JOB:
For the copy, please give all of the data again exactly and leave the pictures out.

Rows from a dataset
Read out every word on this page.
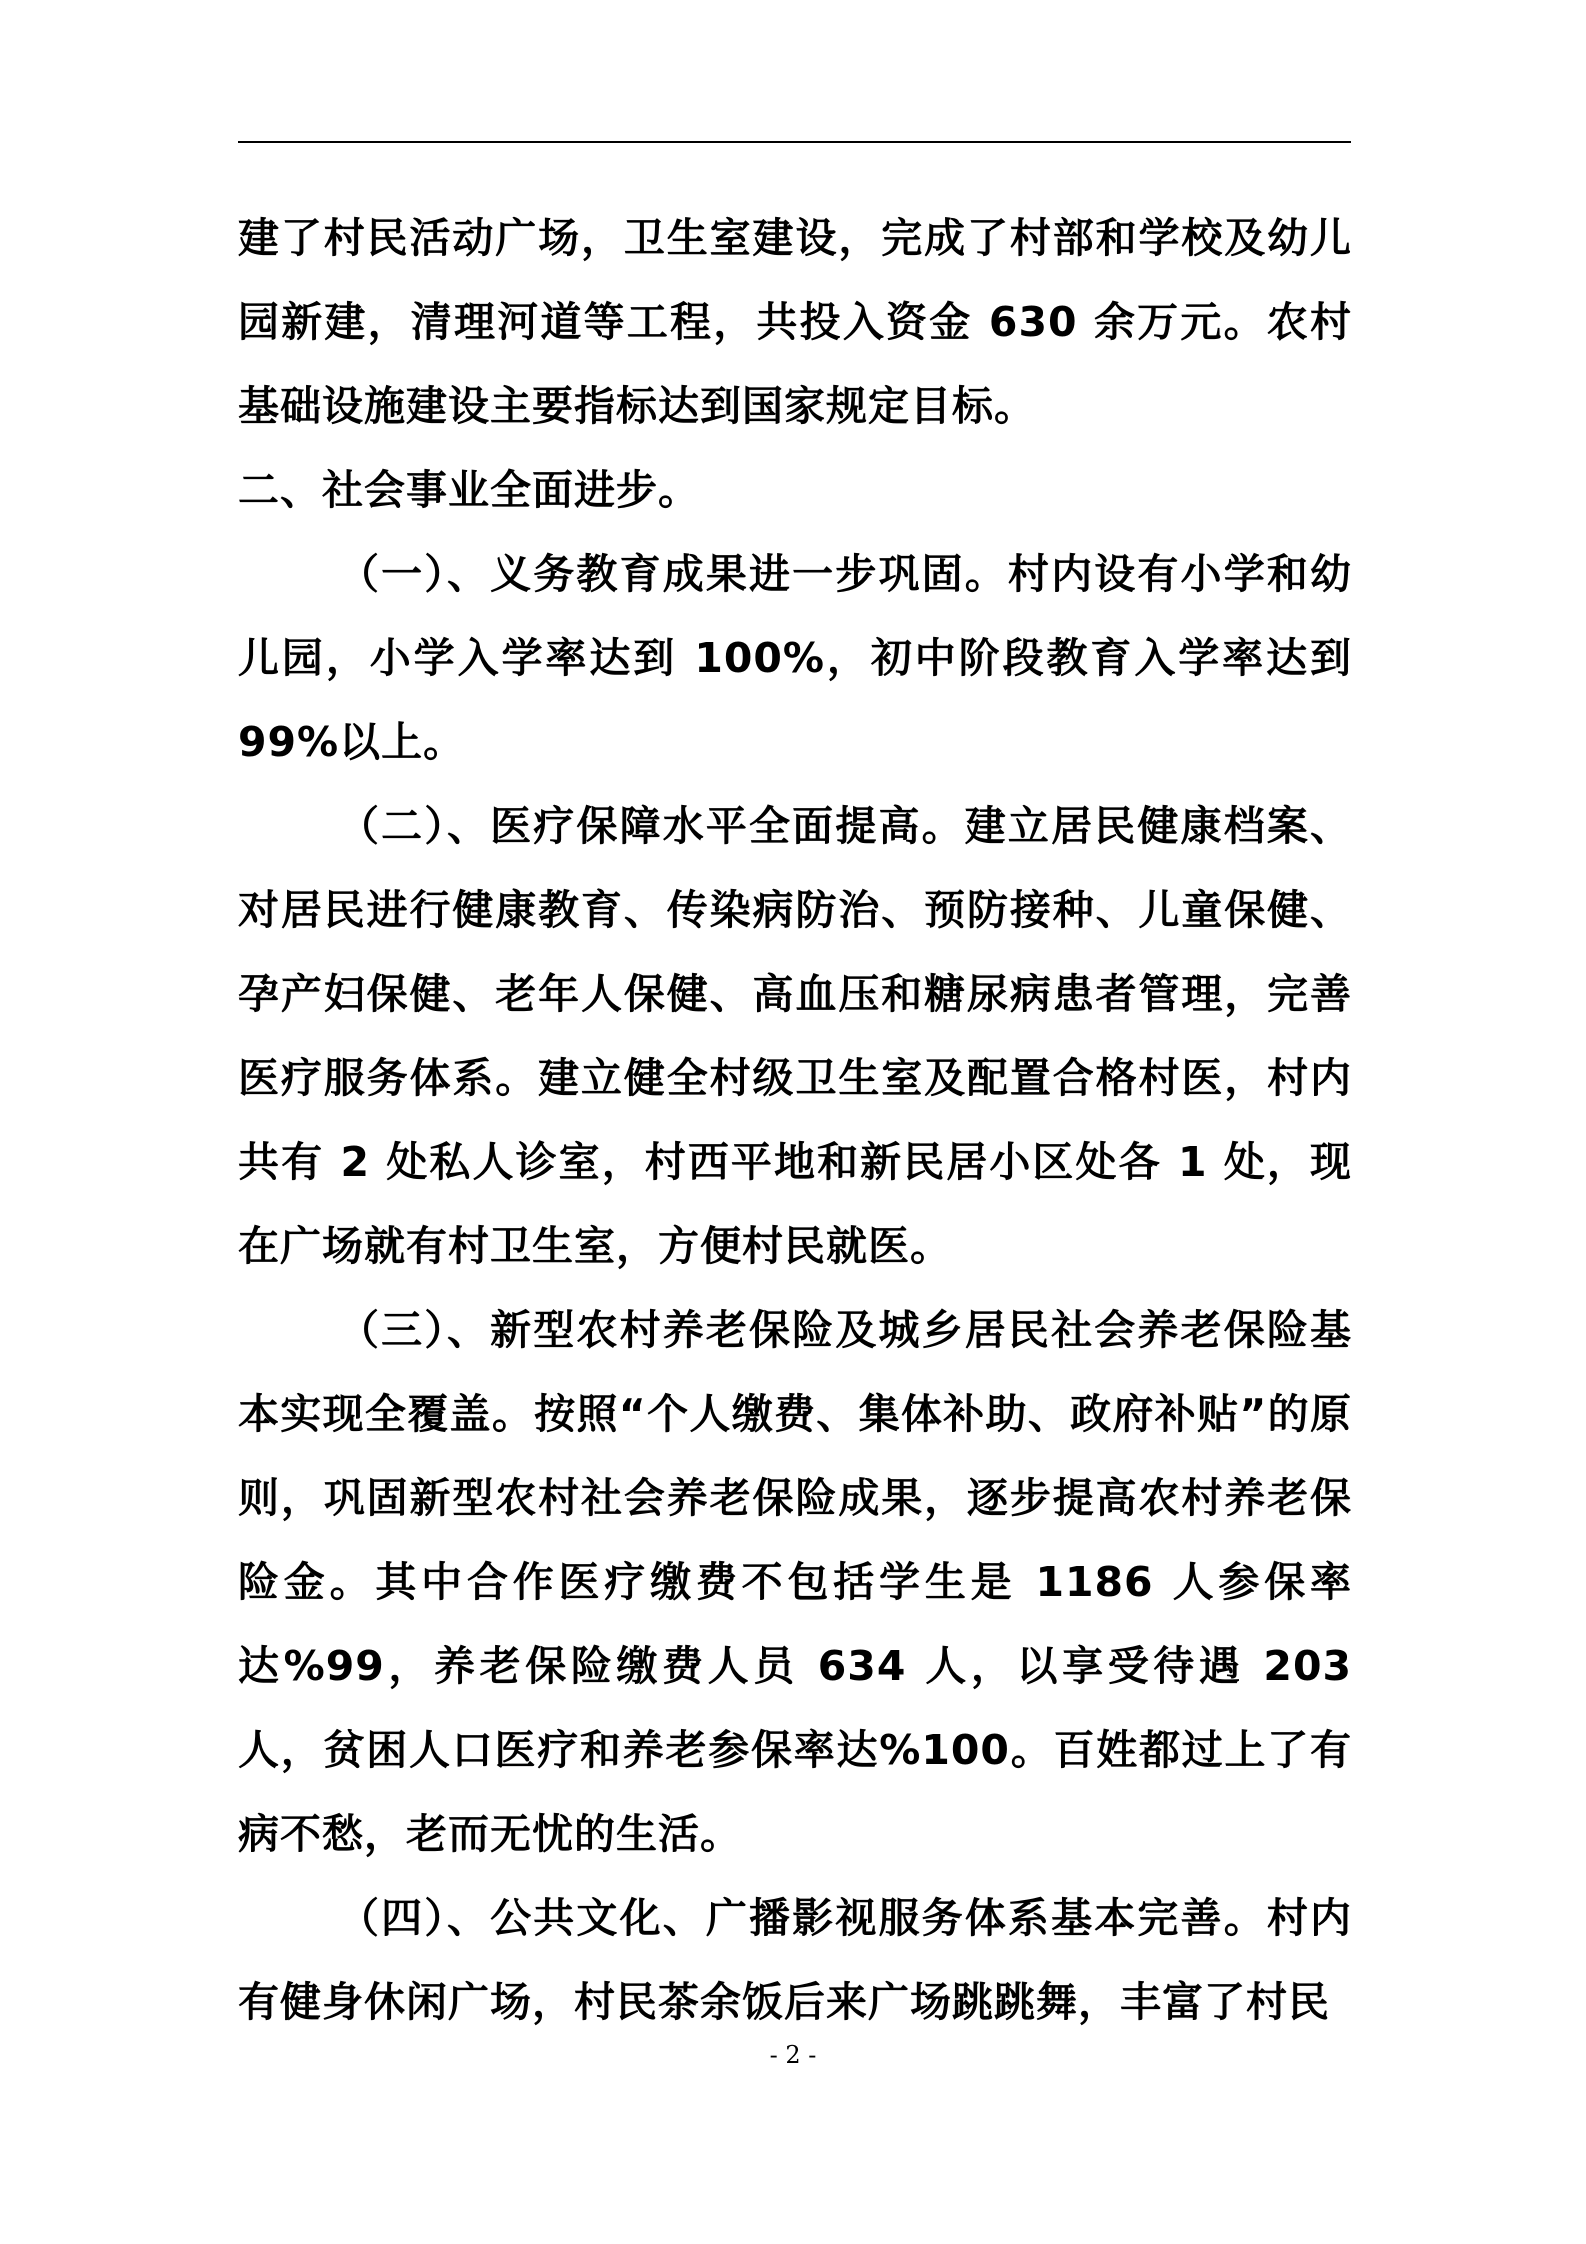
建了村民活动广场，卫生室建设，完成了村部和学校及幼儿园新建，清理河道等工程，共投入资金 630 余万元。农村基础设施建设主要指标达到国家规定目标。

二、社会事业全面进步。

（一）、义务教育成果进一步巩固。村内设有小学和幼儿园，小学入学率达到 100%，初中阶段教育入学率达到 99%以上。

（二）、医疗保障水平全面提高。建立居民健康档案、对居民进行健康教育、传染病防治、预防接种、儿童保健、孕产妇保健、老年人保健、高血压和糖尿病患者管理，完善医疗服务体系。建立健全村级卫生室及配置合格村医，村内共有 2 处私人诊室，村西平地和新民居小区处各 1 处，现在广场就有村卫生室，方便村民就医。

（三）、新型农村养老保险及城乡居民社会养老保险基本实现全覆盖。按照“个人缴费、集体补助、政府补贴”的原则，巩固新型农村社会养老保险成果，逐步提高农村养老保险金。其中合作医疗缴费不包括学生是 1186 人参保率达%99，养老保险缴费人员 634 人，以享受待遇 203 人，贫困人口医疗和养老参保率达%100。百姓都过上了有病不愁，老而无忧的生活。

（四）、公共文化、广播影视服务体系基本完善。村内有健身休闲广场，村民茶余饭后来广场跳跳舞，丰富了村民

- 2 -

ANSWER TO THIS EXERCISE:
Read out every word on this page.
建了村民活动广场，卫生室建设，完成了村部和学校及幼儿园新建，清理河道等工程，共投入资金 630 余万元。农村基础设施建设主要指标达到国家规定目标。

二、社会事业全面进步。

（一）、义务教育成果进一步巩固。村内设有小学和幼儿园，小学入学率达到 100%，初中阶段教育入学率达到 99%以上。

（二）、医疗保障水平全面提高。建立居民健康档案、对居民进行健康教育、传染病防治、预防接种、儿童保健、孕产妇保健、老年人保健、高血压和糖尿病患者管理，完善医疗服务体系。建立健全村级卫生室及配置合格村医，村内共有 2 处私人诊室，村西平地和新民居小区处各 1 处，现在广场就有村卫生室，方便村民就医。

（三）、新型农村养老保险及城乡居民社会养老保险基本实现全覆盖。按照“个人缴费、集体补助、政府补贴”的原则，巩固新型农村社会养老保险成果，逐步提高农村养老保险金。其中合作医疗缴费不包括学生是 1186 人参保率达%99，养老保险缴费人员 634 人，以享受待遇 203 人，贫困人口医疗和养老参保率达%100。百姓都过上了有病不愁，老而无忧的生活。

（四）、公共文化、广播影视服务体系基本完善。村内有健身休闲广场，村民茶余饭后来广场跳跳舞，丰富了村民

- 2 -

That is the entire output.